### Records for this task
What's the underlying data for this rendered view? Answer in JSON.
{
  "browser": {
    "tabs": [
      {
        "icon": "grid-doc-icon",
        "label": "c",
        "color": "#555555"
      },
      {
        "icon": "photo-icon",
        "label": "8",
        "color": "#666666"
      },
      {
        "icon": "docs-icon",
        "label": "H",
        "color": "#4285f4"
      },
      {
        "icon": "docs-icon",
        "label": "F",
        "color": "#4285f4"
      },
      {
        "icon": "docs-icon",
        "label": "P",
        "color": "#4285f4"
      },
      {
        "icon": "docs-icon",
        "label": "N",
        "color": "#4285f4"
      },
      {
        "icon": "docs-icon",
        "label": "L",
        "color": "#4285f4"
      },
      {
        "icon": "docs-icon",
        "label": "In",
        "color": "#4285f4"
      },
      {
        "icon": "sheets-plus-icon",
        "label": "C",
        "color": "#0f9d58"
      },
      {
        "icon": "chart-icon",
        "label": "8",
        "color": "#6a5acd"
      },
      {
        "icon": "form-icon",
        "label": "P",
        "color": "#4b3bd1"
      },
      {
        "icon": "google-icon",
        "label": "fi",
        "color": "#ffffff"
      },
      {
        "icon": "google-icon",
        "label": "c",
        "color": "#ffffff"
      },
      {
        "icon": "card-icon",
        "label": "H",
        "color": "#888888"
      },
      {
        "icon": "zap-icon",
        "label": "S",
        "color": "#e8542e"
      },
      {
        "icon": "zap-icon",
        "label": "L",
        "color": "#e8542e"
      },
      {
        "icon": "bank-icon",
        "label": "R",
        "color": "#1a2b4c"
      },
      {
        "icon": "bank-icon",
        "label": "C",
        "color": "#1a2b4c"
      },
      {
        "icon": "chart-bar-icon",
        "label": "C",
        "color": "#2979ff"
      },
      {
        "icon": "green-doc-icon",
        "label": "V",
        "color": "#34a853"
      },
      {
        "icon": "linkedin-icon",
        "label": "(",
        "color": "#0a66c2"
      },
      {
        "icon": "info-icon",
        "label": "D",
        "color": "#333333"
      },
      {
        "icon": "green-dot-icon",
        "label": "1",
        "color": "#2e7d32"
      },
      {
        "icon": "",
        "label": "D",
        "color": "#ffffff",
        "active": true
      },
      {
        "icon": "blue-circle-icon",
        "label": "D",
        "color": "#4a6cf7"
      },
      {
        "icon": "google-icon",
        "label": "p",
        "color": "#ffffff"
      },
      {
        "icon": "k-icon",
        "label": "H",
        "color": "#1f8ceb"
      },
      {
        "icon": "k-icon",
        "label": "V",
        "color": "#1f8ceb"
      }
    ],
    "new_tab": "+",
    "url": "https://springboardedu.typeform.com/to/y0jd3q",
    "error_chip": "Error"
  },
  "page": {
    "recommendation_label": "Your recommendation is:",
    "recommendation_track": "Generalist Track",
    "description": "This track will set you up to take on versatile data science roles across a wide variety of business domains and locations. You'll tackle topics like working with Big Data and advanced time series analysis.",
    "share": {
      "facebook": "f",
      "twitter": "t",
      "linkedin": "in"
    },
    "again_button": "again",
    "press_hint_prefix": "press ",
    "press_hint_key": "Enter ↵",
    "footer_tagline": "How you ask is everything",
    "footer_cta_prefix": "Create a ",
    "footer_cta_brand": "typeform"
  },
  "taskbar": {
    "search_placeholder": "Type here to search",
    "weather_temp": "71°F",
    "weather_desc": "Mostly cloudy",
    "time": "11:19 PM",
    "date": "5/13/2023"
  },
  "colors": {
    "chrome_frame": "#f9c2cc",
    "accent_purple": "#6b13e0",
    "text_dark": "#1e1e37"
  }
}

### Given task
In the records shown above, how many lines include the word "data"? Answer with the number only.

### Output for this exercise
2